--- START Material ---
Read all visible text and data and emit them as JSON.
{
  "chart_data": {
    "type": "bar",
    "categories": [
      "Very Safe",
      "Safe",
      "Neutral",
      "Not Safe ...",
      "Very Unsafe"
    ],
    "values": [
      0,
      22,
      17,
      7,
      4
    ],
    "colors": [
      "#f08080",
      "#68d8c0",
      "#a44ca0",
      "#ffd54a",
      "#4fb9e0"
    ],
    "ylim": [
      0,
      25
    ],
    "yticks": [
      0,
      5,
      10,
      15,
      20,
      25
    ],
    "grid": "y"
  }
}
--- END Material ---
> [Exercise directions] Output all of the material, please, exactly as it stands.

> [Answer for this exercise]
Read all visible text and data and emit them as JSON.
{
  "chart_data": {
    "type": "bar",
    "categories": [
      "Very Safe",
      "Safe",
      "Neutral",
      "Not Safe ...",
      "Very Unsafe"
    ],
    "values": [
      0,
      22,
      17,
      7,
      4
    ],
    "colors": [
      "#f08080",
      "#68d8c0",
      "#a44ca0",
      "#ffd54a",
      "#4fb9e0"
    ],
    "ylim": [
      0,
      25
    ],
    "yticks": [
      0,
      5,
      10,
      15,
      20,
      25
    ],
    "grid": "y"
  }
}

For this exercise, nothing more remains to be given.